◆ Exercise objective ◆
Word for word, copy all the data and drop the pictures.

==================================================

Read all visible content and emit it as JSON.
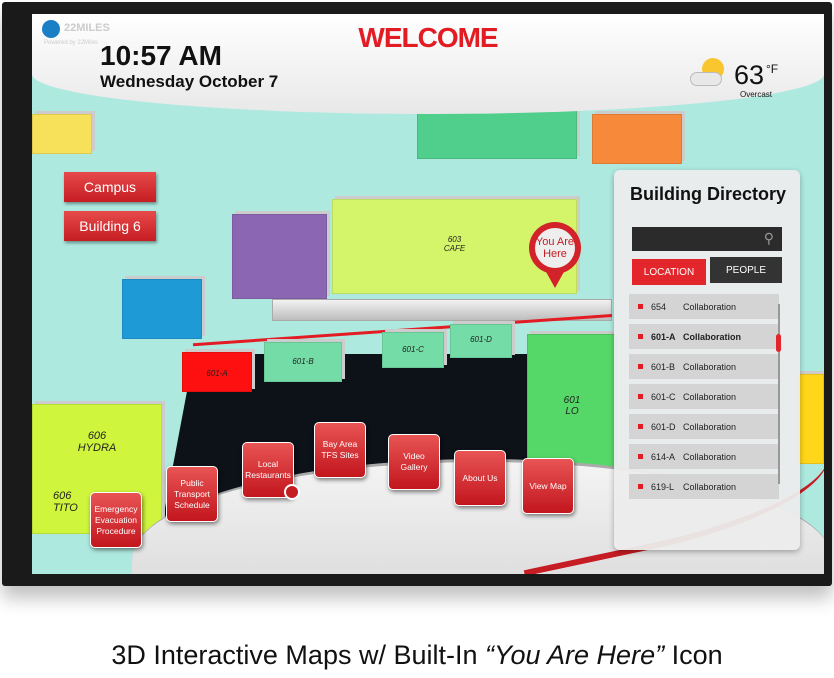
{
  "header": {
    "logo_text": "22MILES",
    "logo_sub": "Powered by 22Miles",
    "time": "10:57 AM",
    "date": "Wednesday October 7",
    "title": "WELCOME"
  },
  "weather": {
    "temp": "63",
    "unit": "°F",
    "condition": "Overcast",
    "icon": "partly-cloudy-icon"
  },
  "nav": {
    "campus": "Campus",
    "building": "Building 6"
  },
  "map": {
    "rooms": {
      "cafe": "603\nCAFE",
      "r601a": "601-A",
      "r601b": "601-B",
      "r601c": "601-C",
      "r601d": "601-D",
      "hydra": "606\nHYDRA",
      "tito": "606\nTITO",
      "lobby": "601\nLO"
    },
    "marker": "You Are\nHere",
    "colors": {
      "floor": "#aee9e0",
      "route": "#e31c24",
      "selected": "#ff1010"
    }
  },
  "directory": {
    "title": "Building Directory",
    "search_placeholder": "",
    "tabs": [
      "LOCATION",
      "PEOPLE"
    ],
    "active_tab": "LOCATION",
    "items": [
      {
        "room": "654",
        "type": "Collaboration"
      },
      {
        "room": "601-A",
        "type": "Collaboration",
        "selected": true
      },
      {
        "room": "601-B",
        "type": "Collaboration"
      },
      {
        "room": "601-C",
        "type": "Collaboration"
      },
      {
        "room": "601-D",
        "type": "Collaboration"
      },
      {
        "room": "614-A",
        "type": "Collaboration"
      },
      {
        "room": "619-L",
        "type": "Collaboration"
      }
    ]
  },
  "menu": [
    "Emergency Evacuation Procedure",
    "Public Transport Schedule",
    "Local Restaurants",
    "Bay Area TFS Sites",
    "Video Gallery",
    "About Us",
    "View Map"
  ],
  "caption": {
    "prefix": "3D Interactive Maps w/ Built-In ",
    "quote": "“You Are Here”",
    "suffix": " Icon"
  }
}
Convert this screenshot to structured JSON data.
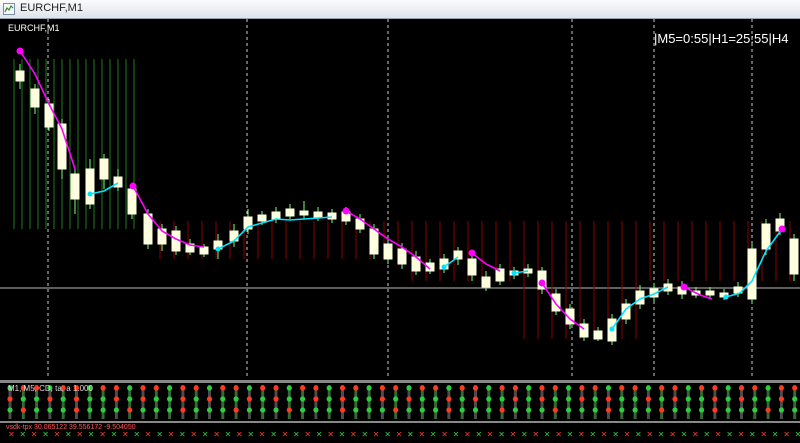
{
  "window": {
    "title": "EURCHF,M1"
  },
  "chart": {
    "symbol_label": "EURCHF,M1",
    "timer_text": "|M5=0:55|H1=25:55|H4",
    "subwindow_label": "M1, M5, CD, ta, a 1.000",
    "subwindow2_label": "vsdk-tpx 30.065122 39.556172 -9.504050",
    "colors": {
      "background": "#000000",
      "bull_candle": "#ffffe0",
      "bear_candle": "#ffffe0",
      "wick": "#7cff7c",
      "ma_down": "#ff00ff",
      "ma_up": "#00e5ff",
      "hist_green": "#1d7a1d",
      "hist_red": "#8a0000",
      "grid": "#ffffff",
      "indicator_red": "#ff3b1f",
      "indicator_green": "#2ecc40"
    },
    "indicator_rows": [
      "row1",
      "row2",
      "row3"
    ]
  }
}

==================================================

◆ The answer ◆
Read all visible content and emit it as JSON.
{
  "header": {
    "logo_text": "22MILES",
    "logo_sub": "Powered by 22Miles",
    "time": "10:57 AM",
    "date": "Wednesday October 7",
    "title": "WELCOME"
  },
  "weather": {
    "temp": "63",
    "unit": "°F",
    "condition": "Overcast",
    "icon": "partly-cloudy-icon"
  },
  "nav": {
    "campus": "Campus",
    "building": "Building 6"
  },
  "map": {
    "rooms": {
      "cafe": "603\nCAFE",
      "r601a": "601-A",
      "r601b": "601-B",
      "r601c": "601-C",
      "r601d": "601-D",
      "hydra": "606\nHYDRA",
      "tito": "606\nTITO",
      "lobby": "601\nLO"
    },
    "marker": "You Are\nHere",
    "colors": {
      "floor": "#aee9e0",
      "route": "#e31c24",
      "selected": "#ff1010"
    }
  },
  "directory": {
    "title": "Building Directory",
    "search_placeholder": "",
    "tabs": [
      "LOCATION",
      "PEOPLE"
    ],
    "active_tab": "LOCATION",
    "items": [
      {
        "room": "654",
        "type": "Collaboration"
      },
      {
        "room": "601-A",
        "type": "Collaboration",
        "selected": true
      },
      {
        "room": "601-B",
        "type": "Collaboration"
      },
      {
        "room": "601-C",
        "type": "Collaboration"
      },
      {
        "room": "601-D",
        "type": "Collaboration"
      },
      {
        "room": "614-A",
        "type": "Collaboration"
      },
      {
        "room": "619-L",
        "type": "Collaboration"
      }
    ]
  },
  "menu": [
    "Emergency Evacuation Procedure",
    "Public Transport Schedule",
    "Local Restaurants",
    "Bay Area TFS Sites",
    "Video Gallery",
    "About Us",
    "View Map"
  ],
  "caption": {
    "prefix": "3D Interactive Maps w/ Built-In ",
    "quote": "“You Are Here”",
    "suffix": " Icon"
  }
}
Convert this screenshot to structured JSON data.
{
  "window": {
    "title": "EURCHF,M1"
  },
  "chart": {
    "symbol_label": "EURCHF,M1",
    "timer_text": "|M5=0:55|H1=25:55|H4",
    "subwindow_label": "M1, M5, CD, ta, a 1.000",
    "subwindow2_label": "vsdk-tpx 30.065122 39.556172 -9.504050",
    "colors": {
      "background": "#000000",
      "bull_candle": "#ffffe0",
      "bear_candle": "#ffffe0",
      "wick": "#7cff7c",
      "ma_down": "#ff00ff",
      "ma_up": "#00e5ff",
      "hist_green": "#1d7a1d",
      "hist_red": "#8a0000",
      "grid": "#ffffff",
      "indicator_red": "#ff3b1f",
      "indicator_green": "#2ecc40"
    },
    "indicator_rows": [
      "row1",
      "row2",
      "row3"
    ]
  }
}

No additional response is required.